# Task objective
Pull every line of the entries that has the word "Kraft".

# Material
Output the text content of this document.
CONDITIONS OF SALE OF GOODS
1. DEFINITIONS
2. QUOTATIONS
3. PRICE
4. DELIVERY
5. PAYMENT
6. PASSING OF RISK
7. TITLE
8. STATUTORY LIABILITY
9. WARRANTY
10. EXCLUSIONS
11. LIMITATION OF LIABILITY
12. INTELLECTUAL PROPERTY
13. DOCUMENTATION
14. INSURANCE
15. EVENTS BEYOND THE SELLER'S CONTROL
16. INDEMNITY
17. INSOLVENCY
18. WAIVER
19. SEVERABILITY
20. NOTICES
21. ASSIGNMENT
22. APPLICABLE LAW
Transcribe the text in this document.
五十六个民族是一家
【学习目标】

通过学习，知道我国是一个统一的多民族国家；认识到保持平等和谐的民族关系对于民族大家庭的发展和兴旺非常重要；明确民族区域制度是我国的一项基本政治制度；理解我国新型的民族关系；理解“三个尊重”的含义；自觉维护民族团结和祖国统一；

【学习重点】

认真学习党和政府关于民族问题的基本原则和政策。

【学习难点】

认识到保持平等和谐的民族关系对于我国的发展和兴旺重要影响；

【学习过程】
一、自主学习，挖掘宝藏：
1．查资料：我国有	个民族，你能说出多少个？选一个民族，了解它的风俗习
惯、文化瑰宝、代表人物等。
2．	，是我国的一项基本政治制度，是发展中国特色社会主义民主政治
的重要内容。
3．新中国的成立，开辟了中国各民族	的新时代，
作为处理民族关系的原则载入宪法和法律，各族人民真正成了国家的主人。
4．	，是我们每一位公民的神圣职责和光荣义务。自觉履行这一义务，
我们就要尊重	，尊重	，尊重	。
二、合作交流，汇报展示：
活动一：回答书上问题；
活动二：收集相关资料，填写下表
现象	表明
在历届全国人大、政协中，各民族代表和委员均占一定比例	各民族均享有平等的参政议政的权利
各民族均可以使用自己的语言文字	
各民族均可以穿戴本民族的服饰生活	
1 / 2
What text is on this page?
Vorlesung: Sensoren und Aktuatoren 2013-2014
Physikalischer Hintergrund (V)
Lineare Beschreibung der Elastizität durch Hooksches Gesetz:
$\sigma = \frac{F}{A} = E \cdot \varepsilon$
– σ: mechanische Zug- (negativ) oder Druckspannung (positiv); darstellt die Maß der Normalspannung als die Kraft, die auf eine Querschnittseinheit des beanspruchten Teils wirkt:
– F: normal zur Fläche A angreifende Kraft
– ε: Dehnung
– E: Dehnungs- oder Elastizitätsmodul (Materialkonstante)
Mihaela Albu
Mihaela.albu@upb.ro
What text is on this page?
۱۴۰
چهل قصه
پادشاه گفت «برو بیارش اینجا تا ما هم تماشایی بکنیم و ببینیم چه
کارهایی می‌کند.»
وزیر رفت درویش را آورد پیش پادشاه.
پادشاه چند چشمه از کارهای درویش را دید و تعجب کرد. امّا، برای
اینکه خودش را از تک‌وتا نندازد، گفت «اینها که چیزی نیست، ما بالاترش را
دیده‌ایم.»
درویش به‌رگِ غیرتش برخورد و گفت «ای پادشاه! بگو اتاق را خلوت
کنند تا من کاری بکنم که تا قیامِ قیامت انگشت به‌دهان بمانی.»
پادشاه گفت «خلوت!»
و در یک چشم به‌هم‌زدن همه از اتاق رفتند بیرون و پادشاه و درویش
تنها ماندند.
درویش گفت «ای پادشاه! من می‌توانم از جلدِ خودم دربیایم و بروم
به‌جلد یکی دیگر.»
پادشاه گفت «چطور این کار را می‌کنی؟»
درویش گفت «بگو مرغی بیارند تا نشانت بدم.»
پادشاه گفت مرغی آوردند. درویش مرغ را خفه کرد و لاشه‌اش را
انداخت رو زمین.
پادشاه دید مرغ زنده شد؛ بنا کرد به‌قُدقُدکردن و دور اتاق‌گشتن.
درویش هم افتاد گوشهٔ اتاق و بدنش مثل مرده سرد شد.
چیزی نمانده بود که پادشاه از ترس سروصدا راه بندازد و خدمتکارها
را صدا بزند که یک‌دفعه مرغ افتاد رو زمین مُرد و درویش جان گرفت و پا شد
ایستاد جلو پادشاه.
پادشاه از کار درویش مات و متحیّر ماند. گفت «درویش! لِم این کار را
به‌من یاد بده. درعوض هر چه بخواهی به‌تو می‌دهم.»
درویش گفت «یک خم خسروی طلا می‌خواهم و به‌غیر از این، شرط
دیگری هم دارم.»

# Worked solution
– σ: mechanische Zug- (negativ) oder Druckspannung (positiv); darstellt die Maß der Normalspannung als die Kraft, die auf eine Querschnittseinheit des beanspruchten Teils wirkt:
– F: normal zur Fläche A angreifende Kraft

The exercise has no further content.